[Data records]
■ ■ ■ ■ ■

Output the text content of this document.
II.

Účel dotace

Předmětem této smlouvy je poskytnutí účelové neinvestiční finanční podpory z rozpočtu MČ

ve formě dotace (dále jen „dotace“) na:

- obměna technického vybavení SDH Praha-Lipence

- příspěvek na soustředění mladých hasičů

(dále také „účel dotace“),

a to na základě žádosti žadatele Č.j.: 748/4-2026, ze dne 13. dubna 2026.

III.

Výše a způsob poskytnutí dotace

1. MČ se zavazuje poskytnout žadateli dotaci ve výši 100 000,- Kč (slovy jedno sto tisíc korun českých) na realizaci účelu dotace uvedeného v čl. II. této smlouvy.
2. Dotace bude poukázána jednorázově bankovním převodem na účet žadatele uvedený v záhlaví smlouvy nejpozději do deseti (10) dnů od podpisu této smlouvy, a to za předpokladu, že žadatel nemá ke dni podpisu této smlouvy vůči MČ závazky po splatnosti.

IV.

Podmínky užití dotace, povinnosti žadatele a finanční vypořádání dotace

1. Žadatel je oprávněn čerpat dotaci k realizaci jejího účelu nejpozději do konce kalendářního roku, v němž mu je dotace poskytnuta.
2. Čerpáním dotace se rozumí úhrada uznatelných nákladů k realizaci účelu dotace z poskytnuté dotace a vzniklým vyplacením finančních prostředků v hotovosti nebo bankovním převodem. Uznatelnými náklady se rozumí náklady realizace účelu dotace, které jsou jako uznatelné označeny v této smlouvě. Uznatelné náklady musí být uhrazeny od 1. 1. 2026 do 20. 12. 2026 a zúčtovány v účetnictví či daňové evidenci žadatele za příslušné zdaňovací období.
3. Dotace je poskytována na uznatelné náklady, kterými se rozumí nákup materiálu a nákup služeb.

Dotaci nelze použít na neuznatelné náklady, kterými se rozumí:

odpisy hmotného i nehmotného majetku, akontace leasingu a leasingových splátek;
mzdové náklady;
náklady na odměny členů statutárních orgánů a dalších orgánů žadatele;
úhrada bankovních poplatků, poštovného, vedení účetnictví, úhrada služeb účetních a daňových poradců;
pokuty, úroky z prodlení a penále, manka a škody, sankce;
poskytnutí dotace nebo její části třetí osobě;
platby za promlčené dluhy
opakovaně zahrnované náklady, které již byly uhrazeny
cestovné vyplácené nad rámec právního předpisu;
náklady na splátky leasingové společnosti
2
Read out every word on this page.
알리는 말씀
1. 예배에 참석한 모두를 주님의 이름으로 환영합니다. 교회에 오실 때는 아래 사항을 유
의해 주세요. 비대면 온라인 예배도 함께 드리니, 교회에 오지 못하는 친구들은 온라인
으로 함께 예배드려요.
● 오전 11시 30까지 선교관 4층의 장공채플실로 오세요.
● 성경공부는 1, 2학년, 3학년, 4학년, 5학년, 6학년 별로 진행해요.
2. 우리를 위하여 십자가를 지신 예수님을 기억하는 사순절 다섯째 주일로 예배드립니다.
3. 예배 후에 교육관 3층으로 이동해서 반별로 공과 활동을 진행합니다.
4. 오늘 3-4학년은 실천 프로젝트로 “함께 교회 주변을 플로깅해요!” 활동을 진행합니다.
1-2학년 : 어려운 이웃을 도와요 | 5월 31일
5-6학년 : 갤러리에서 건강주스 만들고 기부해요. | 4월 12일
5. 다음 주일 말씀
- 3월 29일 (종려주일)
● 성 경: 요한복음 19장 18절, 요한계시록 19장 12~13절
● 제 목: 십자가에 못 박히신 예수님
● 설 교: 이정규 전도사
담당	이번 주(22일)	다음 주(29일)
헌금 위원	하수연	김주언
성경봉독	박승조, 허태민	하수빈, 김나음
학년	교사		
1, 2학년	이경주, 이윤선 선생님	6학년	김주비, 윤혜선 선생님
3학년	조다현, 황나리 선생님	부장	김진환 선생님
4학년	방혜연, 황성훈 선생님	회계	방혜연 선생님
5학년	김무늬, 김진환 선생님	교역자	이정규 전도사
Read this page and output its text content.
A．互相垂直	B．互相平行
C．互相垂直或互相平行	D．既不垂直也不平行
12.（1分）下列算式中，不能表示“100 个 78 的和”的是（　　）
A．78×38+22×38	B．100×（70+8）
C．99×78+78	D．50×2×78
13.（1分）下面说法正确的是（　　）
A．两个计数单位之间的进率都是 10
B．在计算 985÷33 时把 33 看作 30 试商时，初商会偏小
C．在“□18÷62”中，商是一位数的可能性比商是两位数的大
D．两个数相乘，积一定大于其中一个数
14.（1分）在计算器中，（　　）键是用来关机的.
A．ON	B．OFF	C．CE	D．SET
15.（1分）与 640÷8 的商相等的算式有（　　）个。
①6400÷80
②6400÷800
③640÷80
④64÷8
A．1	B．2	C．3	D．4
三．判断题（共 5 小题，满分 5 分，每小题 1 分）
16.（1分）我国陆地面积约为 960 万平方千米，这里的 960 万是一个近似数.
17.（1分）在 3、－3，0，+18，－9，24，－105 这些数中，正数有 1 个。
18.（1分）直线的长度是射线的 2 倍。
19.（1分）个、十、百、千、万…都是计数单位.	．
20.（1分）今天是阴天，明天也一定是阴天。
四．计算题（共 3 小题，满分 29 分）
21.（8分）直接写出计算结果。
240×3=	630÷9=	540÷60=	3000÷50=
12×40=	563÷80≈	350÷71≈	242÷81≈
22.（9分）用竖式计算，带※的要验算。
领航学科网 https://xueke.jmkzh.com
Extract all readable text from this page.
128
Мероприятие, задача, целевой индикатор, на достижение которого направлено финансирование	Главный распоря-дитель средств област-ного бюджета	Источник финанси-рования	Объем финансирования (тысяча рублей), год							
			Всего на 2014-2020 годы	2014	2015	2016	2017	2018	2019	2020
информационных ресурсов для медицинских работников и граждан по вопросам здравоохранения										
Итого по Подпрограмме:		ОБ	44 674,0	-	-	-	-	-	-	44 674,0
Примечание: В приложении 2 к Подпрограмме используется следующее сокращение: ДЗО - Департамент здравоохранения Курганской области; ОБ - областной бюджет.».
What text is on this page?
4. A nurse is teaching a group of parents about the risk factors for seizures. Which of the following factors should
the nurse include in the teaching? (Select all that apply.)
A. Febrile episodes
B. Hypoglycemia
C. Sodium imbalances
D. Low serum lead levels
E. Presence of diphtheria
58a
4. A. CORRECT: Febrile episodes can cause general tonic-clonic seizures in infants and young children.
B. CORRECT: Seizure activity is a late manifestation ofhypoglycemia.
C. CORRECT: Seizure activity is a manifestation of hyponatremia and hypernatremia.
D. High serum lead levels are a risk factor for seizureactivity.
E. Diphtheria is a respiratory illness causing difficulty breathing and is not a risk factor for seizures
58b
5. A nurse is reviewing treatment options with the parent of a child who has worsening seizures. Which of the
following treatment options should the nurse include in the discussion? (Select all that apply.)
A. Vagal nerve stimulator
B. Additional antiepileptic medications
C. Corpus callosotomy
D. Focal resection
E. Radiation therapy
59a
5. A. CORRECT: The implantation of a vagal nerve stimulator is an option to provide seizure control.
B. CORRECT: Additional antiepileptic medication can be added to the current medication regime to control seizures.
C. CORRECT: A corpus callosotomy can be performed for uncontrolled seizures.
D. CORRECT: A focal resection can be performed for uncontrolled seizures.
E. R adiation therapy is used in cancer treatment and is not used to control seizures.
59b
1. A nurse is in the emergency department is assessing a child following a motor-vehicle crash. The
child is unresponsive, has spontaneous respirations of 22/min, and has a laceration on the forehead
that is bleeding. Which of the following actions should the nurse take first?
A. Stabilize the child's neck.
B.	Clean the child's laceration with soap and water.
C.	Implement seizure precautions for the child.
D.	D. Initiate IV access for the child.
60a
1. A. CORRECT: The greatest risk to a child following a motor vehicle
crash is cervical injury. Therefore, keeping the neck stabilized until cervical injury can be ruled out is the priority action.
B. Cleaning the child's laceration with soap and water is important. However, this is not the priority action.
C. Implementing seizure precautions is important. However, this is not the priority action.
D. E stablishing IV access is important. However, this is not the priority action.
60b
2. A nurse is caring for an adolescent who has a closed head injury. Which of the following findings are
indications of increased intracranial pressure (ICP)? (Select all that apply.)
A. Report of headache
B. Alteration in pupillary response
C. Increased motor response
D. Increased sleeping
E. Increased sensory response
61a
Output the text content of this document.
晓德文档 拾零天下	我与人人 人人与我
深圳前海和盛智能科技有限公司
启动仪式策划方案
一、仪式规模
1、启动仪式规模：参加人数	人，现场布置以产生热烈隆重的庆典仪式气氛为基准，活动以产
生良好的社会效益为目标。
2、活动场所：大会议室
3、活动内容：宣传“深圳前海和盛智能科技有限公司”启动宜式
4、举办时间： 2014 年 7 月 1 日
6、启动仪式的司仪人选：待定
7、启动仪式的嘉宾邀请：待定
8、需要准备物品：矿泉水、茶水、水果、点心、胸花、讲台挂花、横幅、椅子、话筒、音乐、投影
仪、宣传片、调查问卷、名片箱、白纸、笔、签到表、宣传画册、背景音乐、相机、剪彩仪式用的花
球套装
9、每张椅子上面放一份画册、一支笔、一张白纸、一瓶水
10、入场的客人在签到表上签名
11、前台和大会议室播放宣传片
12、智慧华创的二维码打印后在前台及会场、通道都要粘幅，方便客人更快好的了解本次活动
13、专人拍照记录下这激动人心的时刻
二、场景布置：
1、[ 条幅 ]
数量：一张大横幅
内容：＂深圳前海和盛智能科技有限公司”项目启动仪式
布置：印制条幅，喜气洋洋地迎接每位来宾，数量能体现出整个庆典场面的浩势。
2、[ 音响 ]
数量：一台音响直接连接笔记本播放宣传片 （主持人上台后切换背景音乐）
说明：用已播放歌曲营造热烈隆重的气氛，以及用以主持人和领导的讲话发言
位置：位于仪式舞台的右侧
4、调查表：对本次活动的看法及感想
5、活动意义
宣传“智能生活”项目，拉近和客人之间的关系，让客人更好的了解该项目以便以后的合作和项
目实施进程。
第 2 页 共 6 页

■ ■ ■ ■ ■

• _THE REQUEST_:
Go through the records above and copy every line with the word "stimulator".

• _RESULT_:
A. Vagal nerve stimulator
5. A. CORRECT: The implantation of a vagal nerve stimulator is an option to provide seizure control.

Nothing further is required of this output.